The data below is to be returned in full and exactly.

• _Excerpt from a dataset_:
start
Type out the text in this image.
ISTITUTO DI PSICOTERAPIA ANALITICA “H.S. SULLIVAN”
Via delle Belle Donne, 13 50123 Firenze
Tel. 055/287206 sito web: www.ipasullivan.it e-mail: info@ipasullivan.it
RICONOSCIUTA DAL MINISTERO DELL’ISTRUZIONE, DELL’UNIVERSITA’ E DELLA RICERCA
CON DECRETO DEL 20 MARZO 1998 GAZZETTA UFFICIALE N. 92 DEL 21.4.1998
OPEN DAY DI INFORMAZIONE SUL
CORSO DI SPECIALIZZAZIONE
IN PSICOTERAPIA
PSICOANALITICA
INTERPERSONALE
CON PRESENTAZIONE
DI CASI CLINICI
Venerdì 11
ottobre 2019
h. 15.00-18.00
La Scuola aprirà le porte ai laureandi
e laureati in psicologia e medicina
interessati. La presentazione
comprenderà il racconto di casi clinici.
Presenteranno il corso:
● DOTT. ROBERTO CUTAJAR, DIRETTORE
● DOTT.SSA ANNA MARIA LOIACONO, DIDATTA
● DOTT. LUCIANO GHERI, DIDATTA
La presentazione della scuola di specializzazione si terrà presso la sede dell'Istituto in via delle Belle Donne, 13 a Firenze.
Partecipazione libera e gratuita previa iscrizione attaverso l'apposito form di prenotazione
end
• _The result_:
Type out the text in this image.
ISTITUTO DI PSICOTERAPIA ANALITICA “H.S. SULLIVAN”
Via delle Belle Donne, 13 50123 Firenze
Tel. 055/287206 sito web: www.ipasullivan.it e-mail: info@ipasullivan.it
RICONOSCIUTA DAL MINISTERO DELL’ISTRUZIONE, DELL’UNIVERSITA’ E DELLA RICERCA
CON DECRETO DEL 20 MARZO 1998 GAZZETTA UFFICIALE N. 92 DEL 21.4.1998
OPEN DAY DI INFORMAZIONE SUL
CORSO DI SPECIALIZZAZIONE
IN PSICOTERAPIA
PSICOANALITICA
INTERPERSONALE
CON PRESENTAZIONE
DI CASI CLINICI
Venerdì 11
ottobre 2019
h. 15.00-18.00
La Scuola aprirà le porte ai laureandi
e laureati in psicologia e medicina
interessati. La presentazione
comprenderà il racconto di casi clinici.
Presenteranno il corso:
● DOTT. ROBERTO CUTAJAR, DIRETTORE
● DOTT.SSA ANNA MARIA LOIACONO, DIDATTA
● DOTT. LUCIANO GHERI, DIDATTA
La presentazione della scuola di specializzazione si terrà presso la sede dell'Istituto in via delle Belle Donne, 13 a Firenze.
Partecipazione libera e gratuita previa iscrizione attaverso l'apposito form di prenotazione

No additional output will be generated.